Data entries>
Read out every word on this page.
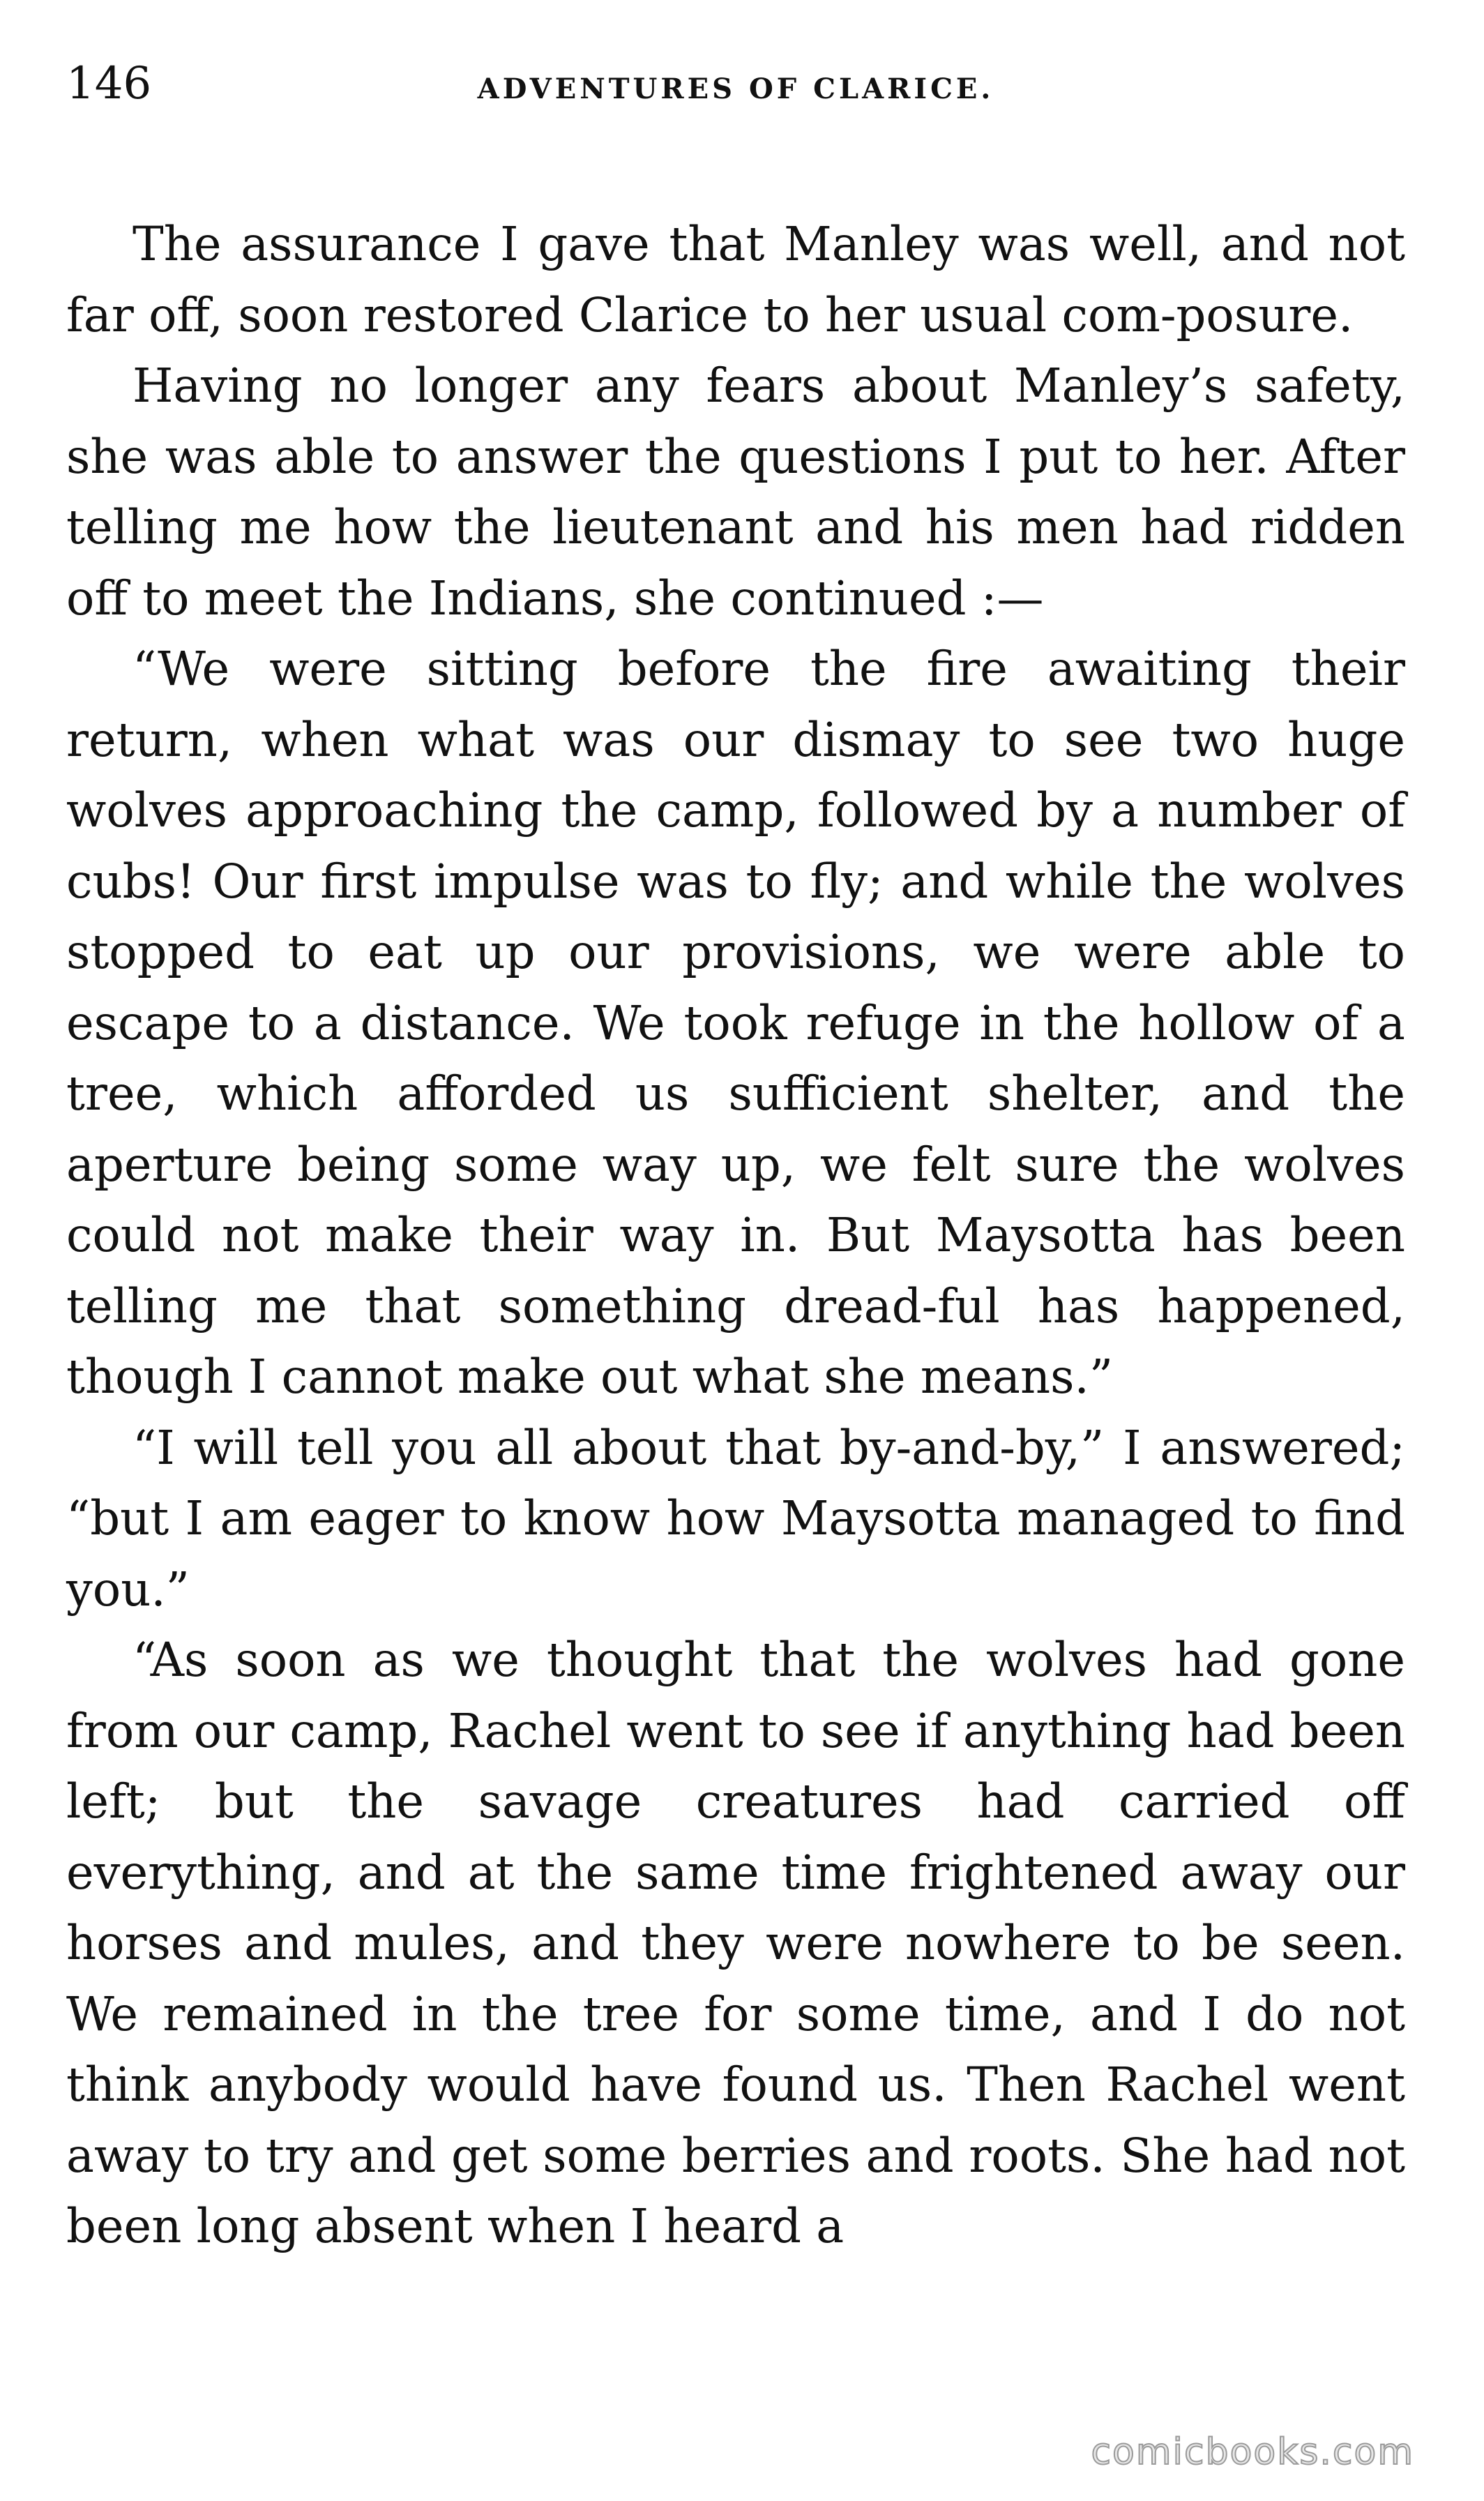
146	ADVENTURES OF CLARICE.

The assurance I gave that Manley was well, and not far off, soon restored Clarice to her usual com-posure.

Having no longer any fears about Manley’s safety, she was able to answer the questions I put to her. After telling me how the lieutenant and his men had ridden off to meet the Indians, she continued :—

“We were sitting before the fire awaiting their return, when what was our dismay to see two huge wolves approaching the camp, followed by a number of cubs! Our first impulse was to fly; and while the wolves stopped to eat up our provisions, we were able to escape to a distance. We took refuge in the hollow of a tree, which afforded us sufficient shelter, and the aperture being some way up, we felt sure the wolves could not make their way in. But Maysotta has been telling me that something dread-ful has happened, though I cannot make out what she means.”

“I will tell you all about that by-and-by,” I answered; “but I am eager to know how Maysotta managed to find you.”

“As soon as we thought that the wolves had gone from our camp, Rachel went to see if anything had been left; but the savage creatures had carried off everything, and at the same time frightened away our horses and mules, and they were nowhere to be seen. We remained in the tree for some time, and I do not think anybody would have found us. Then Rachel went away to try and get some berries and roots. She had not been long absent when I heard a

comicbooks.com
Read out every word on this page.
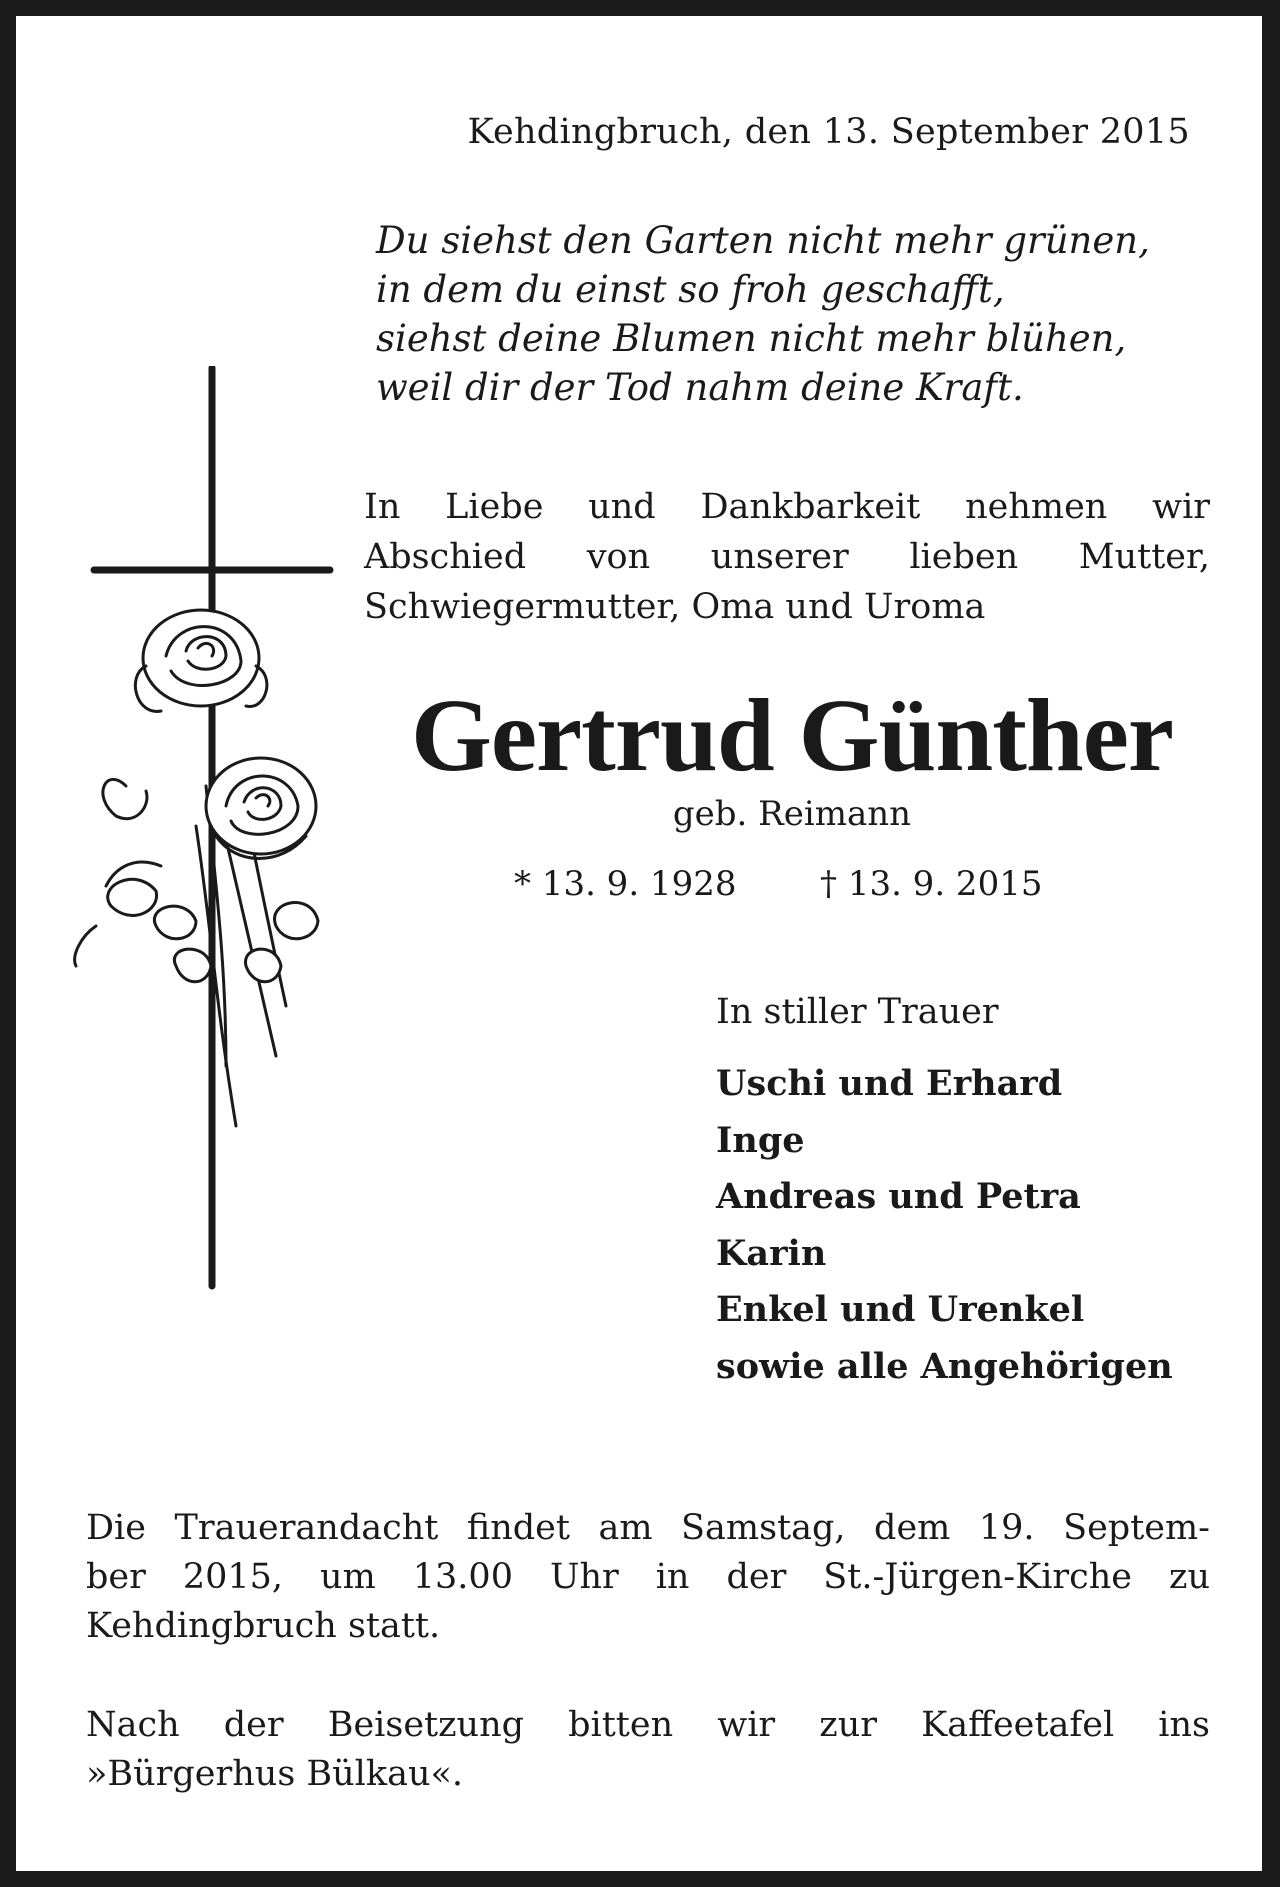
Kehdingbruch, den 13. September 2015
Du siehst den Garten nicht mehr grünen,
in dem du einst so froh geschafft,
siehst deine Blumen nicht mehr blühen,
weil dir der Tod nahm deine Kraft.
In Liebe und Dankbarkeit nehmen wir
Abschied von unserer lieben Mutter,
Schwiegermutter, Oma und Uroma
Gertrud Günther
geb. Reimann
* 13. 9. 1928 † 13. 9. 2015
In stiller Trauer
Uschi und Erhard
Inge
Andreas und Petra
Karin
Enkel und Urenkel
sowie alle Angehörigen
Die Trauerandacht findet am Samstag, dem 19. Septem-
ber 2015, um 13.00 Uhr in der St.-Jürgen-Kirche zu
Kehdingbruch statt.
Nach der Beisetzung bitten wir zur Kaffeetafel ins
»Bürgerhus Bülkau«.
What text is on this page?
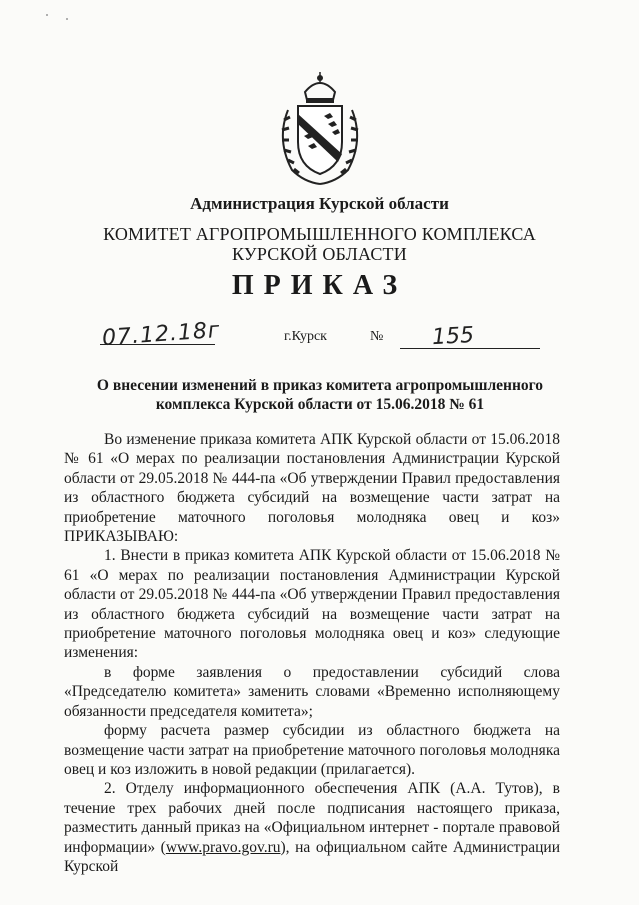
Администрация Курской области
КОМИТЕТ АГРОПРОМЫШЛЕННОГО КОМПЛЕКСА
КУРСКОЙ ОБЛАСТИ
ПРИКАЗ
07.12.18г	г.Курск	№ 155
О внесении изменений в приказ комитета агропромышленного
комплекса Курской области от 15.06.2018 № 61

Во изменение приказа комитета АПК Курской области от 15.06.2018 № 61 «О мерах по реализации постановления Администрации Курской области от 29.05.2018 № 444-па «Об утверждении Правил предоставления из областного бюджета субсидий на возмещение части затрат на приобретение маточного поголовья молодняка овец и коз» ПРИКАЗЫВАЮ:

1. Внести в приказ комитета АПК Курской области от 15.06.2018 № 61 «О мерах по реализации постановления Администрации Курской области от 29.05.2018 № 444-па «Об утверждении Правил предоставления из областного бюджета субсидий на возмещение части затрат на приобретение маточного поголовья молодняка овец и коз» следующие изменения:

в форме заявления о предоставлении субсидий слова «Председателю комитета» заменить словами «Временно исполняющему обязанности председателя комитета»;

форму расчета размер субсидии из областного бюджета на возмещение части затрат на приобретение маточного поголовья молодняка овец и коз изложить в новой редакции (прилагается).

2. Отделу информационного обеспечения АПК (А.А. Тутов), в течение трех рабочих дней после подписания настоящего приказа, разместить данный приказ на «Официальном интернет - портале правовой информации» (www.pravo.gov.ru), на официальном сайте Администрации Курской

Task to complete> Quote the entries above word for word. Leave the images out.

Reply>
Read out every word on this page.
146	ADVENTURES OF CLARICE.

The assurance I gave that Manley was well, and not far off, soon restored Clarice to her usual com-posure.

Having no longer any fears about Manley’s safety, she was able to answer the questions I put to her. After telling me how the lieutenant and his men had ridden off to meet the Indians, she continued :—

“We were sitting before the fire awaiting their return, when what was our dismay to see two huge wolves approaching the camp, followed by a number of cubs! Our first impulse was to fly; and while the wolves stopped to eat up our provisions, we were able to escape to a distance. We took refuge in the hollow of a tree, which afforded us sufficient shelter, and the aperture being some way up, we felt sure the wolves could not make their way in. But Maysotta has been telling me that something dread-ful has happened, though I cannot make out what she means.”

“I will tell you all about that by-and-by,” I answered; “but I am eager to know how Maysotta managed to find you.”

“As soon as we thought that the wolves had gone from our camp, Rachel went to see if anything had been left; but the savage creatures had carried off everything, and at the same time frightened away our horses and mules, and they were nowhere to be seen. We remained in the tree for some time, and I do not think anybody would have found us. Then Rachel went away to try and get some berries and roots. She had not been long absent when I heard a

comicbooks.com
Read out every word on this page.
Kehdingbruch, den 13. September 2015
Du siehst den Garten nicht mehr grünen,
in dem du einst so froh geschafft,
siehst deine Blumen nicht mehr blühen,
weil dir der Tod nahm deine Kraft.
In Liebe und Dankbarkeit nehmen wir
Abschied von unserer lieben Mutter,
Schwiegermutter, Oma und Uroma
Gertrud Günther
geb. Reimann
* 13. 9. 1928 † 13. 9. 2015
In stiller Trauer
Uschi und Erhard
Inge
Andreas und Petra
Karin
Enkel und Urenkel
sowie alle Angehörigen
Die Trauerandacht findet am Samstag, dem 19. Septem-
ber 2015, um 13.00 Uhr in der St.-Jürgen-Kirche zu
Kehdingbruch statt.
Nach der Beisetzung bitten wir zur Kaffeetafel ins
»Bürgerhus Bülkau«.
What text is on this page?
Администрация Курской области
КОМИТЕТ АГРОПРОМЫШЛЕННОГО КОМПЛЕКСА
КУРСКОЙ ОБЛАСТИ
ПРИКАЗ
07.12.18г	г.Курск	№ 155
О внесении изменений в приказ комитета агропромышленного
комплекса Курской области от 15.06.2018 № 61

Во изменение приказа комитета АПК Курской области от 15.06.2018 № 61 «О мерах по реализации постановления Администрации Курской области от 29.05.2018 № 444-па «Об утверждении Правил предоставления из областного бюджета субсидий на возмещение части затрат на приобретение маточного поголовья молодняка овец и коз» ПРИКАЗЫВАЮ:

1. Внести в приказ комитета АПК Курской области от 15.06.2018 № 61 «О мерах по реализации постановления Администрации Курской области от 29.05.2018 № 444-па «Об утверждении Правил предоставления из областного бюджета субсидий на возмещение части затрат на приобретение маточного поголовья молодняка овец и коз» следующие изменения:

в форме заявления о предоставлении субсидий слова «Председателю комитета» заменить словами «Временно исполняющему обязанности председателя комитета»;

форму расчета размер субсидии из областного бюджета на возмещение части затрат на приобретение маточного поголовья молодняка овец и коз изложить в новой редакции (прилагается).

2. Отделу информационного обеспечения АПК (А.А. Тутов), в течение трех рабочих дней после подписания настоящего приказа, разместить данный приказ на «Официальном интернет - портале правовой информации» (www.pravo.gov.ru), на официальном сайте Администрации Курской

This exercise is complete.